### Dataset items
<<<<

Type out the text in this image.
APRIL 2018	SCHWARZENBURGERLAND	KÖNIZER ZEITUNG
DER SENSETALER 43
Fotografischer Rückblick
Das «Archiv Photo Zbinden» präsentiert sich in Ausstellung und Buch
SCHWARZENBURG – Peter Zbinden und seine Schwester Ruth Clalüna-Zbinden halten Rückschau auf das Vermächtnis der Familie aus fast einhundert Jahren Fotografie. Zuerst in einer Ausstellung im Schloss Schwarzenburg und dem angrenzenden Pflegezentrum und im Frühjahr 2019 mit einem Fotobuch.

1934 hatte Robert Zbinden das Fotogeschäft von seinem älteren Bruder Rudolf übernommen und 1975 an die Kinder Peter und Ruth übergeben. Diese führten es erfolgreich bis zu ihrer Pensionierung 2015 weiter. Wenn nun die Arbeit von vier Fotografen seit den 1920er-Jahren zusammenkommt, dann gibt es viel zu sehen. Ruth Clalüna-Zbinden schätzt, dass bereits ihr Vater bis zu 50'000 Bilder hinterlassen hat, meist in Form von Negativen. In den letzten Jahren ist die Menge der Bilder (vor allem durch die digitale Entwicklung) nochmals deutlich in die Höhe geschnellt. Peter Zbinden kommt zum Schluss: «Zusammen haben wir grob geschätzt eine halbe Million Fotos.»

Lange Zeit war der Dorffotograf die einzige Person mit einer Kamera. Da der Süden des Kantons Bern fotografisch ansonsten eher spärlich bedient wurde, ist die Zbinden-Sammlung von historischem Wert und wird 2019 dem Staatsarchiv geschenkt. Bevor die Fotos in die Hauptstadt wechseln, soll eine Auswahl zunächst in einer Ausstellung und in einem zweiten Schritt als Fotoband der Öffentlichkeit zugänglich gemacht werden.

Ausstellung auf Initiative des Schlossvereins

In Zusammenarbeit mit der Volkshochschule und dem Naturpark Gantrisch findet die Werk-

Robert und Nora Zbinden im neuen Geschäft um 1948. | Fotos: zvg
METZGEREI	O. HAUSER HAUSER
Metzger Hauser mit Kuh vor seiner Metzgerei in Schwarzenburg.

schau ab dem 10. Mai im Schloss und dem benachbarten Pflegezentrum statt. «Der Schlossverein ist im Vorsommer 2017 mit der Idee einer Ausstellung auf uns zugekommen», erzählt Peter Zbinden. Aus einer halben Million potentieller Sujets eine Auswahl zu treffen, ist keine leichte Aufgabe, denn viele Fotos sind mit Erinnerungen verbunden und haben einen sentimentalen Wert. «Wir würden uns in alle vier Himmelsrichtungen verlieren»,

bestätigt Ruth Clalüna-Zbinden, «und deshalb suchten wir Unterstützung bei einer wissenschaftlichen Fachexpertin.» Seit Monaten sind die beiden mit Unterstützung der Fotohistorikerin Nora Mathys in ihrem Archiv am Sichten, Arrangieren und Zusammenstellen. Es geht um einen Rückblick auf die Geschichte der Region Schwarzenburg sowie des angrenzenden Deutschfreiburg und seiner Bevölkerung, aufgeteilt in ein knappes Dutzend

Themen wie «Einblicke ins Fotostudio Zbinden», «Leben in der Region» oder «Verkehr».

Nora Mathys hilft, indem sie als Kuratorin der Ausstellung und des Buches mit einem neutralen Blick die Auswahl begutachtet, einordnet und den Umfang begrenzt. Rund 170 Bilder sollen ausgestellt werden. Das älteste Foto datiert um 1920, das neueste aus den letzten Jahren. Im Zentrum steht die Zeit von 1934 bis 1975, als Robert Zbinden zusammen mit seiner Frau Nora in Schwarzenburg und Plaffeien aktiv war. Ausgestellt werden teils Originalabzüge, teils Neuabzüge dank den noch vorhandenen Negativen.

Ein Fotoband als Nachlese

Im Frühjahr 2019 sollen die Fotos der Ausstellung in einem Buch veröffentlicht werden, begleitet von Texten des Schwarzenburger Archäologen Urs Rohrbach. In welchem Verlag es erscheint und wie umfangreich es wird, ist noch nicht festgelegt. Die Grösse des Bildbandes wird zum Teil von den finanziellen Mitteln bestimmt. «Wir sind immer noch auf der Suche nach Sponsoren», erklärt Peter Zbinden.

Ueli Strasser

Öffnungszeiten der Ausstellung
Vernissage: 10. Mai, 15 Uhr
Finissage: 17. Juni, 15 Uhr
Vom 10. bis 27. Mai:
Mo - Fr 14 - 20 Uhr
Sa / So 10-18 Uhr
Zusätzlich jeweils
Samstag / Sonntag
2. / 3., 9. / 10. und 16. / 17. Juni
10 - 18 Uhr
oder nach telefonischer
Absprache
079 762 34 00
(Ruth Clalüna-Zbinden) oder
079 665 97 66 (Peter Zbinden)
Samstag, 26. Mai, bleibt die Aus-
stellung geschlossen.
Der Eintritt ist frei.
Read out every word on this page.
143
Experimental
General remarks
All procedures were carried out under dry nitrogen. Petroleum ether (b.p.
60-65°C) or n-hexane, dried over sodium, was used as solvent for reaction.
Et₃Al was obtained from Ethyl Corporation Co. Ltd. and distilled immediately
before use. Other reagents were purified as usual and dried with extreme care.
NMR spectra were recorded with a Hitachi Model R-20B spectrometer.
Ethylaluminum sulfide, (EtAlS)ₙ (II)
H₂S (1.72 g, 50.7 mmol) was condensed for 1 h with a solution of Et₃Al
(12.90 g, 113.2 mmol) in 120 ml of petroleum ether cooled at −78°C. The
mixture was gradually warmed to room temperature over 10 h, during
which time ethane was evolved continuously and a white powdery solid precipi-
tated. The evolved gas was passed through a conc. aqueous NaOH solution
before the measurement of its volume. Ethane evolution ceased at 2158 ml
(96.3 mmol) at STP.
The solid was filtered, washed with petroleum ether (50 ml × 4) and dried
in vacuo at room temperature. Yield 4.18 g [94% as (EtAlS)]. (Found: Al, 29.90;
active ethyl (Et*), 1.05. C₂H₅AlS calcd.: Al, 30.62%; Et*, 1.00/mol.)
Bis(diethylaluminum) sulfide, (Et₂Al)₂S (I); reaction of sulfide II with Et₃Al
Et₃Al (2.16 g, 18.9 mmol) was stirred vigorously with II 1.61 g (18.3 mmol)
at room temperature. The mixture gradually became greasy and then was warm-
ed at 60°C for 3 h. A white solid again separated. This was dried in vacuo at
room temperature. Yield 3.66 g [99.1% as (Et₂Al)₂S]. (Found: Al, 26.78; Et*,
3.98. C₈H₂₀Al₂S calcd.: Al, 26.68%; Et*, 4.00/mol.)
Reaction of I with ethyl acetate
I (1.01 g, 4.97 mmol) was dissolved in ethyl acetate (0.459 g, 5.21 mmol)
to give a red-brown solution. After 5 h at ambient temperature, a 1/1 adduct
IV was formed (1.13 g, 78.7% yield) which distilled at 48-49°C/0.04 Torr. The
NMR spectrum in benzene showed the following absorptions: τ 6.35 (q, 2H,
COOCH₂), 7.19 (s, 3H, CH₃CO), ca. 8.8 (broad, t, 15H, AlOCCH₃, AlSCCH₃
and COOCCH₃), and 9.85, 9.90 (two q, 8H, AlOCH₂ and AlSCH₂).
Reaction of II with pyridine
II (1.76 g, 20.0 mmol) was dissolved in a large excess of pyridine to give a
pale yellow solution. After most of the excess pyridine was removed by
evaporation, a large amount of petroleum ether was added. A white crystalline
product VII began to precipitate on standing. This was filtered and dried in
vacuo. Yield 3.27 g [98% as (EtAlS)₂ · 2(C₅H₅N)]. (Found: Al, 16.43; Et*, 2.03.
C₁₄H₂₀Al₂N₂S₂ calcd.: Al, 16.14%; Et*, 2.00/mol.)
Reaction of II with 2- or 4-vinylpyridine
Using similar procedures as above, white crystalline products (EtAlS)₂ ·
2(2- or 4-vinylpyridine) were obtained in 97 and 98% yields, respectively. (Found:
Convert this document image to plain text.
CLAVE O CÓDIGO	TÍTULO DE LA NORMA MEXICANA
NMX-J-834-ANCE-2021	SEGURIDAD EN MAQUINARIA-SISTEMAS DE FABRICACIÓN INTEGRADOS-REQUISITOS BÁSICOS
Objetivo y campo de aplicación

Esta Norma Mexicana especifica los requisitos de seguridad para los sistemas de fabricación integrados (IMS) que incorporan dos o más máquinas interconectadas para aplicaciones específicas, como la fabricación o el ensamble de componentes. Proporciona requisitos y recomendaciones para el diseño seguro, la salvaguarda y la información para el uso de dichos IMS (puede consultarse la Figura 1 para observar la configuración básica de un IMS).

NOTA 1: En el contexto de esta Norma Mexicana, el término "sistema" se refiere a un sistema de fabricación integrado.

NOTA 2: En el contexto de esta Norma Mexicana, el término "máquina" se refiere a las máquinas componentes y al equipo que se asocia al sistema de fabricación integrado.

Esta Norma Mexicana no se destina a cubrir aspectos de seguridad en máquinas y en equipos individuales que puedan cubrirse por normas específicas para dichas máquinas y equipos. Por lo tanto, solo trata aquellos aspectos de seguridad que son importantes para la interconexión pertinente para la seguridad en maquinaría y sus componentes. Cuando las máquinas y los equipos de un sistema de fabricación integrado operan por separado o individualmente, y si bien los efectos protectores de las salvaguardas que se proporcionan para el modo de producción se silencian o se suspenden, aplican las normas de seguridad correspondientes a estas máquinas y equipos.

>>>>

### AIM OF THE TASK
In the entries above, find every line holding the word "over" and copy it out.

### EXPECTED OUTPUT
60-65°C) or n-hexane, dried over sodium, was used as solvent for reaction.
mixture was gradually warmed to room temperature over 10 h, during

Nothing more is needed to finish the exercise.